* **Set exercise**
Of all the lines in the records, how many hold the word "aquasuite"? Answer with the number only.

* **Records shown**

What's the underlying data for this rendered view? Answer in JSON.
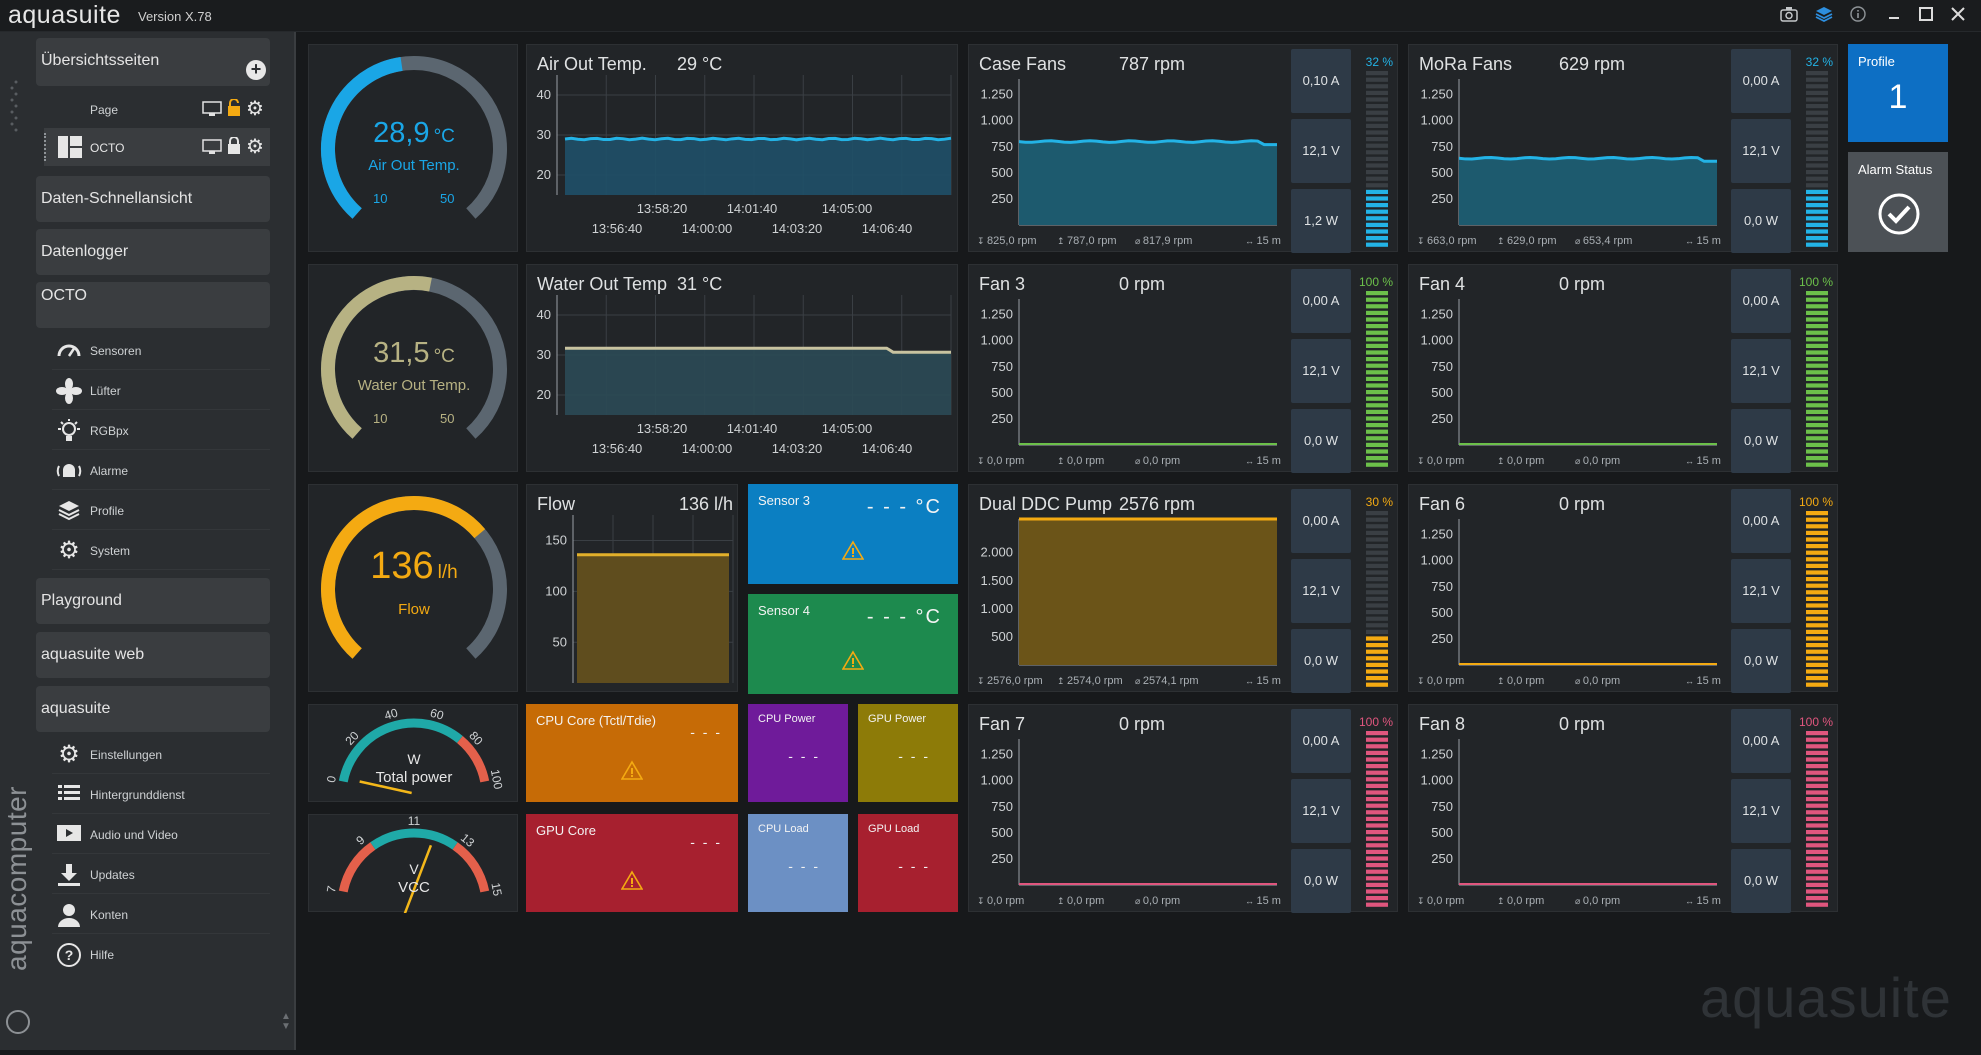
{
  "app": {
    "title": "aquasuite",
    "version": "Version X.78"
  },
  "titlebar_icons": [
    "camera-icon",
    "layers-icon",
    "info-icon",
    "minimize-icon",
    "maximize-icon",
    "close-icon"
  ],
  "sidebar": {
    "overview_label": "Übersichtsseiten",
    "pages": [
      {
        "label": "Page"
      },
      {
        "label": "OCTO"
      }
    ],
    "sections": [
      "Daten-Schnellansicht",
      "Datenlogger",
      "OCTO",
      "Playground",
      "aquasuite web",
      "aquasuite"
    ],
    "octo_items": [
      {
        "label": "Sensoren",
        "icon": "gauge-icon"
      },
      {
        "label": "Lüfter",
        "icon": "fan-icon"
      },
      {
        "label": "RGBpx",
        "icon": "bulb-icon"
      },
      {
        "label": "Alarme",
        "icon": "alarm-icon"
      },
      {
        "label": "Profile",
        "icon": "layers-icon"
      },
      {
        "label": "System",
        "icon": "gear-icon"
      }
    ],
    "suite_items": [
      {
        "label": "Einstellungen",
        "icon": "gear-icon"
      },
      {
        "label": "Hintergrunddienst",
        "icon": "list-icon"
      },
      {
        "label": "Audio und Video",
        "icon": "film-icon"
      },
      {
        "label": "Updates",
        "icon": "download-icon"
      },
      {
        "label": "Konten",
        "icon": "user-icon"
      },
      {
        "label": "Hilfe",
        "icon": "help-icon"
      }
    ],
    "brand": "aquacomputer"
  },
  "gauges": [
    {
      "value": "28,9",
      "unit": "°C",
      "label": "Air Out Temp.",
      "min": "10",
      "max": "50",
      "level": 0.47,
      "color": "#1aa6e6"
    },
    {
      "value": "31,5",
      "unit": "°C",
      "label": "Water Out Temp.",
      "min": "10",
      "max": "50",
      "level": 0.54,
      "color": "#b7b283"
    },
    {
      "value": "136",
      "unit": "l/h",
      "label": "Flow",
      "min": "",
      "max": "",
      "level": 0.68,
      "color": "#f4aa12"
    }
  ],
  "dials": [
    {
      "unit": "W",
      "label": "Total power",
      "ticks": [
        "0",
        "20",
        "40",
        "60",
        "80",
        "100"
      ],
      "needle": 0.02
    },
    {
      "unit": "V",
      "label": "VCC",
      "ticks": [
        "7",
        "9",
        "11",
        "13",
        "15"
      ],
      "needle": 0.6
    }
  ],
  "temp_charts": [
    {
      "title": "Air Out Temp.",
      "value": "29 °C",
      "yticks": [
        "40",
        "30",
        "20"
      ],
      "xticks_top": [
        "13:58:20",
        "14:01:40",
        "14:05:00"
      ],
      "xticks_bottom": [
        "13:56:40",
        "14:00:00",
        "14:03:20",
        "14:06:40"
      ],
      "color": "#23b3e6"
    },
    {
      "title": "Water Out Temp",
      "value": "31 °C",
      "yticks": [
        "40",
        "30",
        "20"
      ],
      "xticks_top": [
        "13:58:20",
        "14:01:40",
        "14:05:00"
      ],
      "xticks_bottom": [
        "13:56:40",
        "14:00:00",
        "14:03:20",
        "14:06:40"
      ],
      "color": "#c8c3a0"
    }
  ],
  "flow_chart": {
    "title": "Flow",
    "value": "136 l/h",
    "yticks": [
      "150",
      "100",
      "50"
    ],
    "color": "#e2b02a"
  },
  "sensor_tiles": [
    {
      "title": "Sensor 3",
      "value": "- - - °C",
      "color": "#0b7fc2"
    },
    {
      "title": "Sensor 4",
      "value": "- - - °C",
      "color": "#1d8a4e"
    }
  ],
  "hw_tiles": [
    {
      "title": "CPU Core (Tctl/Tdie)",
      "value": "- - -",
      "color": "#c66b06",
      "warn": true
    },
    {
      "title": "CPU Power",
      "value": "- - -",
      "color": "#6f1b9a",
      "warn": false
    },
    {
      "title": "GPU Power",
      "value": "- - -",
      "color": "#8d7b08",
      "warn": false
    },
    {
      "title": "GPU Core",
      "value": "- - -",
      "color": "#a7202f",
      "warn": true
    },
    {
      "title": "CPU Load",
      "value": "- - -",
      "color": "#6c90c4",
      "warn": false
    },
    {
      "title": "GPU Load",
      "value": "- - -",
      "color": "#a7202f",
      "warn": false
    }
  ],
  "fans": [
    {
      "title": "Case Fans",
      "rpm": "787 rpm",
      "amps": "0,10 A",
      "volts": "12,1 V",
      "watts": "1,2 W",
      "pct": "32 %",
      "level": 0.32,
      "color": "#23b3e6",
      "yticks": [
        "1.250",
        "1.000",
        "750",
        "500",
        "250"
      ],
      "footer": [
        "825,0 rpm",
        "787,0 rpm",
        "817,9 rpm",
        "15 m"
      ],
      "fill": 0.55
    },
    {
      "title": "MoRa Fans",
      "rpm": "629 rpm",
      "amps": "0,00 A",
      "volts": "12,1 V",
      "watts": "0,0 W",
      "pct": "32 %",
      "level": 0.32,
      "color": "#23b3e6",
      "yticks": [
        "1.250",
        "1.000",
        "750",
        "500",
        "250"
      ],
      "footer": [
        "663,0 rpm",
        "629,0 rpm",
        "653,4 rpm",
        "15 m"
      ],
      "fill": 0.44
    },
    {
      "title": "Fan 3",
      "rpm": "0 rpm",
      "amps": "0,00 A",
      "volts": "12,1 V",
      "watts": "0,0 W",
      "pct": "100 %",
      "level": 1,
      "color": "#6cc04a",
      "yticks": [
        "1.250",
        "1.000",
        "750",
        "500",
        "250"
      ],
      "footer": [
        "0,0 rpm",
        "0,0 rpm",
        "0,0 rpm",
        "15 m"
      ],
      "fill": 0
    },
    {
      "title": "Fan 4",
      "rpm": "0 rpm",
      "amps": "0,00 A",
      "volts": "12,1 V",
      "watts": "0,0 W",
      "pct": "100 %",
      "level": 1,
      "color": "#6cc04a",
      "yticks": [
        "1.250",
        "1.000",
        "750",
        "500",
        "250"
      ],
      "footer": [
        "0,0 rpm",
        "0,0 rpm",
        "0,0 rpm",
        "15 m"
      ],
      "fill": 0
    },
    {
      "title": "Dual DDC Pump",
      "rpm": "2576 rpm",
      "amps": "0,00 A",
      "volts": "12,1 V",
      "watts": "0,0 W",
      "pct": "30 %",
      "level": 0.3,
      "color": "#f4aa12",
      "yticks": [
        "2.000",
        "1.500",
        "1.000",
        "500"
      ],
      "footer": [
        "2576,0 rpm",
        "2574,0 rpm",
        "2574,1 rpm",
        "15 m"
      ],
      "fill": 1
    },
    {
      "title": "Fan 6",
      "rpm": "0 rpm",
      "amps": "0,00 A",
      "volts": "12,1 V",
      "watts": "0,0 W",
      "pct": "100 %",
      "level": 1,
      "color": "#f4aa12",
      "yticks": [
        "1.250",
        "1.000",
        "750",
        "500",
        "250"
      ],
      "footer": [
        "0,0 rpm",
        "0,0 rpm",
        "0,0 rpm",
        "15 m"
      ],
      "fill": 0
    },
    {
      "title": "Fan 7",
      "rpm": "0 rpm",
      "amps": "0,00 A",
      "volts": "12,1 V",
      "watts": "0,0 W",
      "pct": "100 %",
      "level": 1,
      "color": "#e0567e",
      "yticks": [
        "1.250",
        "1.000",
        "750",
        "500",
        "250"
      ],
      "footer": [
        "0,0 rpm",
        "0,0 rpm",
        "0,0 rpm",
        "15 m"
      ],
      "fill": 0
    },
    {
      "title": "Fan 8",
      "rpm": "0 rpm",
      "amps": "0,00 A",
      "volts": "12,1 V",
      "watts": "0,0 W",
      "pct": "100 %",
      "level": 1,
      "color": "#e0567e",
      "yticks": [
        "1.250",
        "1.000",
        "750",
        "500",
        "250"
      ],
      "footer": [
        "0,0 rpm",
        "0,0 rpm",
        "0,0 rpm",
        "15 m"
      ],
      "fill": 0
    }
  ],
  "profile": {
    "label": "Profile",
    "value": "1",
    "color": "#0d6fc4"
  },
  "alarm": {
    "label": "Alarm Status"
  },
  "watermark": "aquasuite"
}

* * *

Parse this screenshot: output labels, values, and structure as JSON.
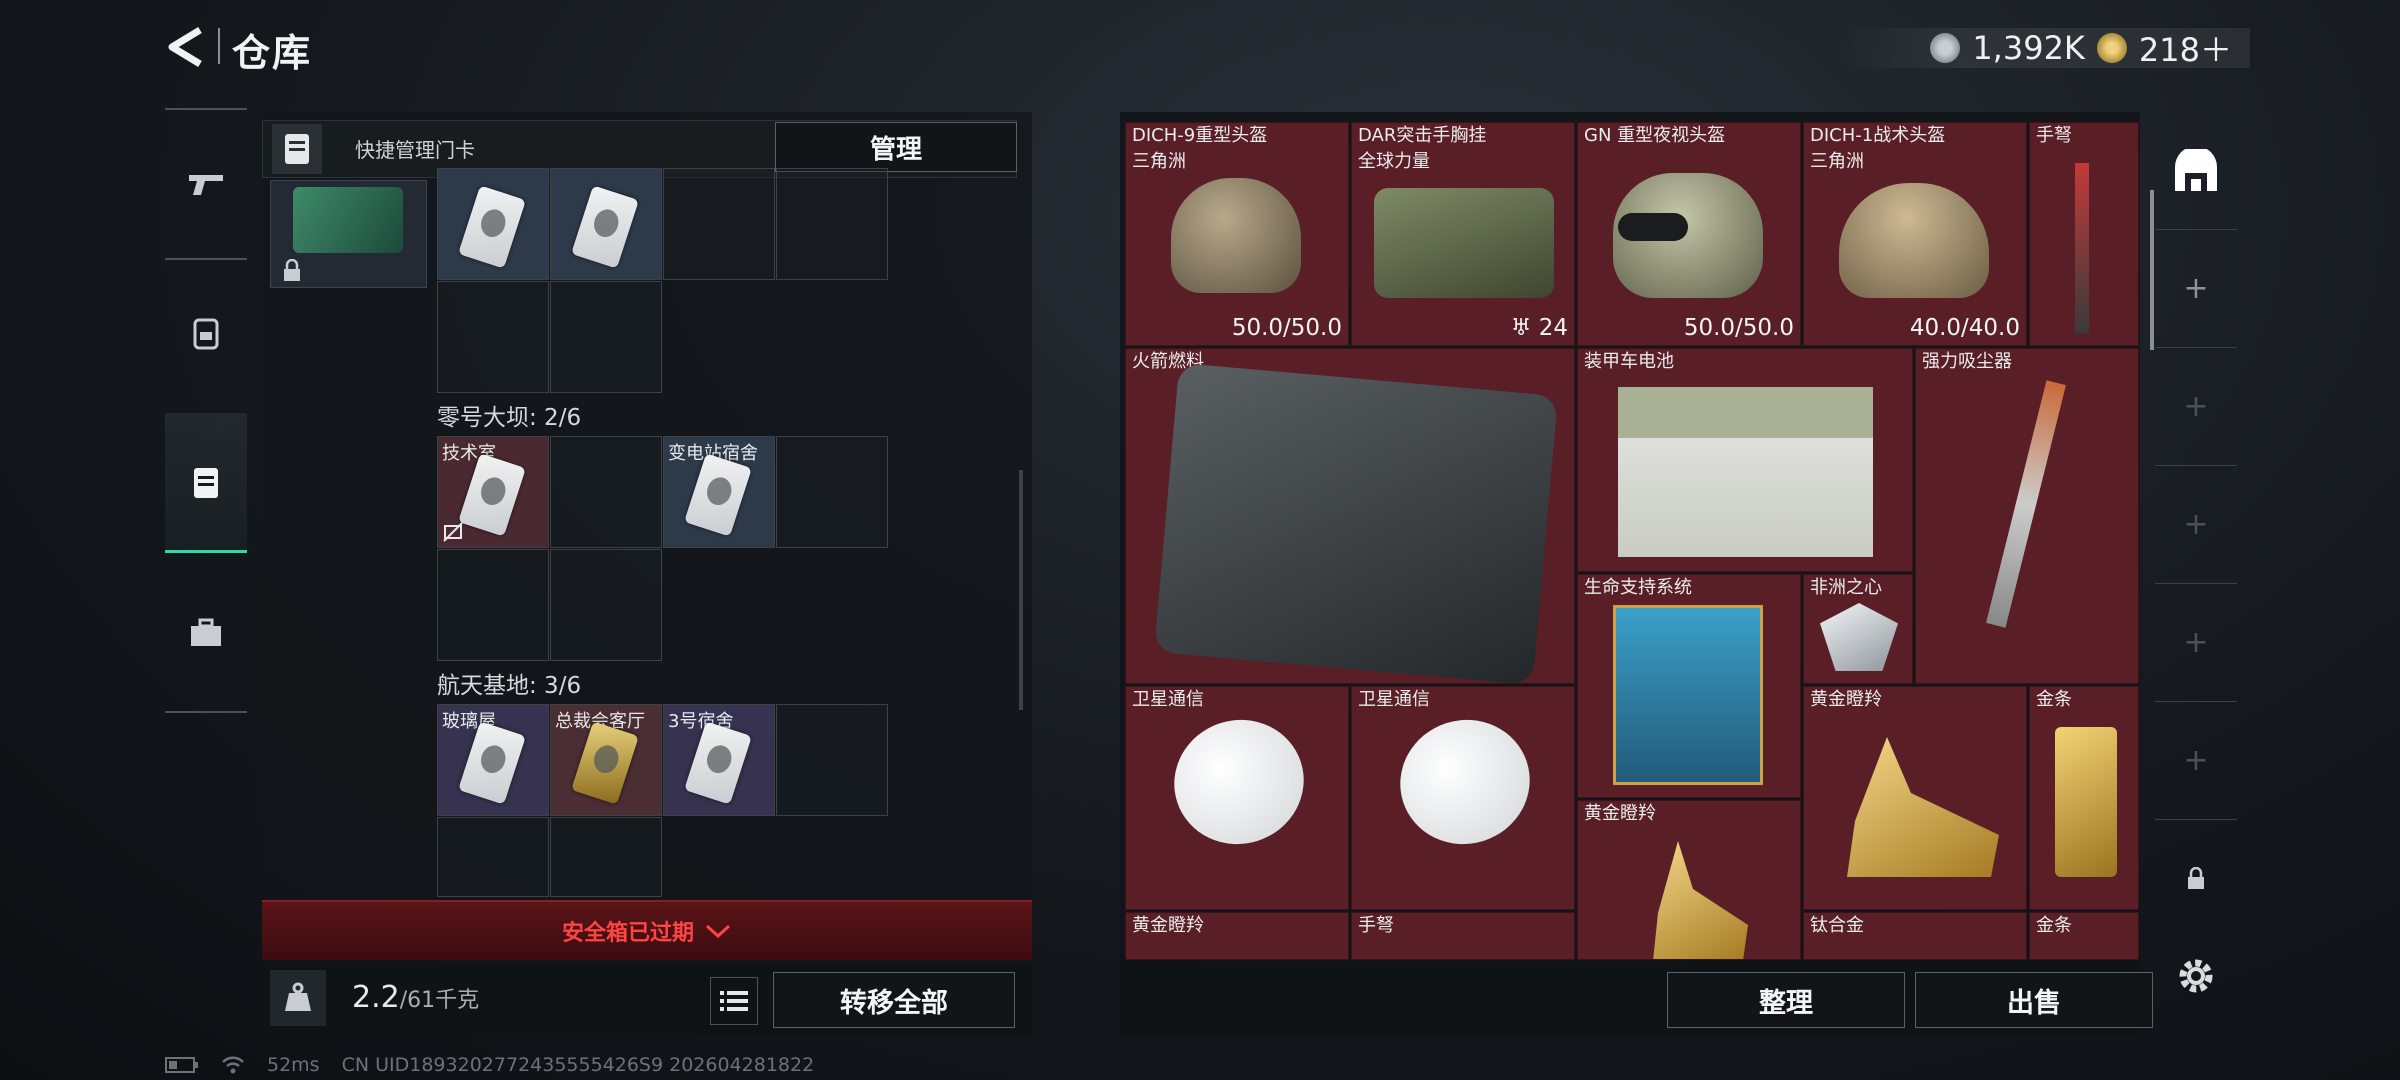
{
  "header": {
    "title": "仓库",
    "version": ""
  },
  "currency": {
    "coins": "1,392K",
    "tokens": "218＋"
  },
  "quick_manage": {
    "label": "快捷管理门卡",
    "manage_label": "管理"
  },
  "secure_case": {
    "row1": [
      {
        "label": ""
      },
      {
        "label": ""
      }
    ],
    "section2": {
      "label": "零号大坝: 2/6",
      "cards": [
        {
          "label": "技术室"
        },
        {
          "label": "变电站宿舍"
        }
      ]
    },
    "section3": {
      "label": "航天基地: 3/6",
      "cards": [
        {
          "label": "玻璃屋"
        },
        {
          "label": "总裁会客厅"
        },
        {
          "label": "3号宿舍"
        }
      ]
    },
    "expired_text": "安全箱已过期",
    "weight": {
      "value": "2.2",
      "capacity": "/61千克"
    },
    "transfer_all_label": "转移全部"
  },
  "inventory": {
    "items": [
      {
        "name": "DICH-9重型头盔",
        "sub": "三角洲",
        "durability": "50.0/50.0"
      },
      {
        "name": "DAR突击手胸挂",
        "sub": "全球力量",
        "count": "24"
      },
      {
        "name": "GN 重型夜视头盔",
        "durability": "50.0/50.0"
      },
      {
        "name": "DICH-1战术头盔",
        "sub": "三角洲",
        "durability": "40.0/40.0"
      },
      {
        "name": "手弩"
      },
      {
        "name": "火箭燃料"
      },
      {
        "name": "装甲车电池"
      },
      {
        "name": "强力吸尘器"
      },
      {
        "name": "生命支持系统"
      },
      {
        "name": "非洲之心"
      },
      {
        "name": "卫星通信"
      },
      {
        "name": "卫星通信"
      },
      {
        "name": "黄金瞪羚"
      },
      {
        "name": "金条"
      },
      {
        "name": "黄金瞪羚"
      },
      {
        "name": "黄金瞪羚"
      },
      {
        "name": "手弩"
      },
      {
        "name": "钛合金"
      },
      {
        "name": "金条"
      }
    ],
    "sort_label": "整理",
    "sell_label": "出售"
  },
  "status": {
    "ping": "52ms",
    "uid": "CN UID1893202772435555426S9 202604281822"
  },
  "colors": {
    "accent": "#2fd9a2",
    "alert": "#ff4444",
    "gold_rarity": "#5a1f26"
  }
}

...

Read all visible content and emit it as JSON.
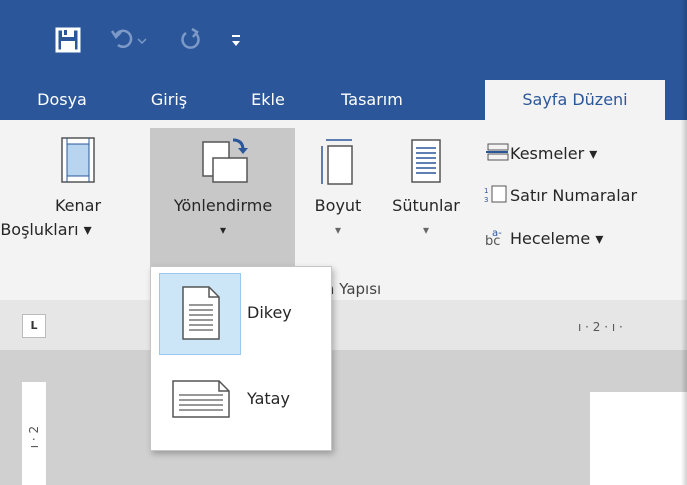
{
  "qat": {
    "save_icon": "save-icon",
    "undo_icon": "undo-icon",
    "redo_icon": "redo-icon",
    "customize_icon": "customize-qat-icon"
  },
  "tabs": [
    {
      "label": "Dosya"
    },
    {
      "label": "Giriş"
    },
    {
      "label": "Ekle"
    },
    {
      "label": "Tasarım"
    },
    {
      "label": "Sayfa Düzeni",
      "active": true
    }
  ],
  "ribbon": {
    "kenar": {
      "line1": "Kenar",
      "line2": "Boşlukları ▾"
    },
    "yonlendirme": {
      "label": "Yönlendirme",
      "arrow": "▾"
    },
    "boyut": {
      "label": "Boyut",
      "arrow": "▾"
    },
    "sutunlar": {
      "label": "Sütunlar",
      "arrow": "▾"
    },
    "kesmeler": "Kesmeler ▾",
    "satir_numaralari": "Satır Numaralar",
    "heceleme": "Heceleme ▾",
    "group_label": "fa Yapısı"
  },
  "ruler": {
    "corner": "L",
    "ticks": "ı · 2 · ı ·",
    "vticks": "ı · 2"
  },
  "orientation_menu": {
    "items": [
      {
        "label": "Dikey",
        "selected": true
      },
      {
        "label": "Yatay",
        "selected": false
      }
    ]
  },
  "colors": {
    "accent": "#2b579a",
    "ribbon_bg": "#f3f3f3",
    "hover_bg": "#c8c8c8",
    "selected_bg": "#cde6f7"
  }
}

* **Answer for the task**
4